### [TASK]
What follows is a set of records; repeat all of them exactly.

### [DATA SUPPLIED]
>> Start
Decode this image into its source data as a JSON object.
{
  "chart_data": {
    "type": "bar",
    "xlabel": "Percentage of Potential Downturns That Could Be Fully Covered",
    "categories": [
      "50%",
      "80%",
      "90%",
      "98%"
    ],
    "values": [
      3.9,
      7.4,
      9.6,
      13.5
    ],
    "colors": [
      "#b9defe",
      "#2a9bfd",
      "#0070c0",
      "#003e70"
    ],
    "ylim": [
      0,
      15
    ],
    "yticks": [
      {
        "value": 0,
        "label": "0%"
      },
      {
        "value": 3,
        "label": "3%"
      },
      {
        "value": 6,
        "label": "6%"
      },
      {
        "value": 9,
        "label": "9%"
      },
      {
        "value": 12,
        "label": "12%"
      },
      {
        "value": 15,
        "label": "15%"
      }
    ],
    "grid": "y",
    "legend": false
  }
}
>> End
### [RESULT BELOW]
Decode this image into its source data as a JSON object.
{
  "chart_data": {
    "type": "bar",
    "xlabel": "Percentage of Potential Downturns That Could Be Fully Covered",
    "categories": [
      "50%",
      "80%",
      "90%",
      "98%"
    ],
    "values": [
      3.9,
      7.4,
      9.6,
      13.5
    ],
    "colors": [
      "#b9defe",
      "#2a9bfd",
      "#0070c0",
      "#003e70"
    ],
    "ylim": [
      0,
      15
    ],
    "yticks": [
      {
        "value": 0,
        "label": "0%"
      },
      {
        "value": 3,
        "label": "3%"
      },
      {
        "value": 6,
        "label": "6%"
      },
      {
        "value": 9,
        "label": "9%"
      },
      {
        "value": 12,
        "label": "12%"
      },
      {
        "value": 15,
        "label": "15%"
      }
    ],
    "grid": "y",
    "legend": false
  }
}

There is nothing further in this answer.